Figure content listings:
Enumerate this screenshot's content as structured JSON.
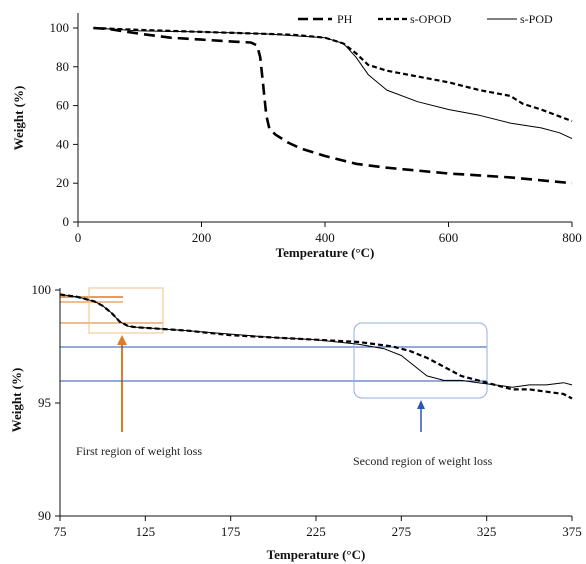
{
  "chart_data": [
    {
      "type": "line",
      "title": "",
      "xlabel": "Temperature (°C)",
      "ylabel": "Weight (%)",
      "xlim": [
        0,
        800
      ],
      "ylim": [
        0,
        100
      ],
      "xticks": [
        "0",
        "200",
        "400",
        "600",
        "800"
      ],
      "yticks": [
        "0",
        "20",
        "40",
        "60",
        "80",
        "100"
      ],
      "legend": "top-right",
      "series": [
        {
          "name": "PH",
          "style": "long-dash",
          "x": [
            25,
            50,
            100,
            150,
            200,
            250,
            280,
            290,
            295,
            300,
            305,
            310,
            320,
            340,
            360,
            400,
            450,
            500,
            550,
            600,
            650,
            700,
            750,
            800
          ],
          "y": [
            100,
            99.5,
            97,
            95,
            94,
            93,
            92.5,
            91,
            85,
            70,
            55,
            48,
            45,
            41,
            38,
            34,
            30,
            28,
            26.5,
            25,
            24,
            23,
            21.5,
            20
          ]
        },
        {
          "name": "s-OPOD",
          "style": "short-dash",
          "x": [
            25,
            100,
            200,
            300,
            350,
            400,
            430,
            450,
            470,
            500,
            550,
            600,
            650,
            700,
            720,
            750,
            800
          ],
          "y": [
            100,
            99,
            98,
            97,
            96.5,
            95,
            92,
            87,
            81,
            78,
            75,
            72,
            68,
            65,
            61,
            58,
            52
          ]
        },
        {
          "name": "s-POD",
          "style": "solid",
          "x": [
            25,
            100,
            200,
            300,
            350,
            400,
            430,
            450,
            470,
            500,
            550,
            600,
            650,
            700,
            750,
            780,
            800
          ],
          "y": [
            100,
            98.5,
            98,
            97,
            96,
            95,
            92,
            85,
            76,
            68,
            62,
            58,
            55,
            51,
            48.5,
            46,
            43
          ]
        }
      ]
    },
    {
      "type": "line",
      "title": "",
      "xlabel": "Temperature (°C)",
      "ylabel": "Weight (%)",
      "xlim": [
        75,
        375
      ],
      "ylim": [
        90,
        100
      ],
      "xticks": [
        "75",
        "125",
        "175",
        "225",
        "275",
        "325",
        "375"
      ],
      "yticks": [
        "90",
        "95",
        "100"
      ],
      "legend": "none",
      "series": [
        {
          "name": "s-OPOD",
          "style": "short-dash",
          "x": [
            75,
            85,
            95,
            100,
            105,
            110,
            115,
            120,
            130,
            150,
            175,
            200,
            225,
            250,
            270,
            280,
            290,
            300,
            310,
            320,
            330,
            340,
            350,
            360,
            370,
            375
          ],
          "y": [
            99.8,
            99.7,
            99.5,
            99.3,
            99.0,
            98.6,
            98.4,
            98.35,
            98.3,
            98.2,
            98.0,
            97.9,
            97.8,
            97.7,
            97.5,
            97.3,
            97.0,
            96.6,
            96.2,
            96.0,
            95.8,
            95.6,
            95.6,
            95.5,
            95.4,
            95.2
          ]
        },
        {
          "name": "s-POD",
          "style": "solid",
          "x": [
            75,
            85,
            95,
            100,
            105,
            110,
            115,
            120,
            130,
            150,
            175,
            200,
            225,
            250,
            265,
            275,
            285,
            290,
            300,
            310,
            320,
            330,
            340,
            350,
            360,
            370,
            375
          ],
          "y": [
            99.8,
            99.7,
            99.5,
            99.3,
            99.0,
            98.6,
            98.4,
            98.35,
            98.3,
            98.2,
            98.05,
            97.9,
            97.8,
            97.6,
            97.4,
            97.1,
            96.5,
            96.2,
            96.0,
            96.0,
            95.9,
            95.8,
            95.7,
            95.8,
            95.8,
            95.9,
            95.8
          ]
        }
      ],
      "annotations": {
        "first_region": "First region of weight loss",
        "second_region": "Second region of weight loss"
      }
    }
  ],
  "colors": {
    "axis": "#111111",
    "line": "#000000",
    "orange": "#e07a25",
    "orange_light": "#f0c080",
    "blue": "#2a55b8",
    "blue_light": "#8fb0e0"
  }
}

Prompt = List the lines that contain the word "region".

Exercise response =
        "first_region": "First region of weight loss",
        "second_region": "Second region of weight loss"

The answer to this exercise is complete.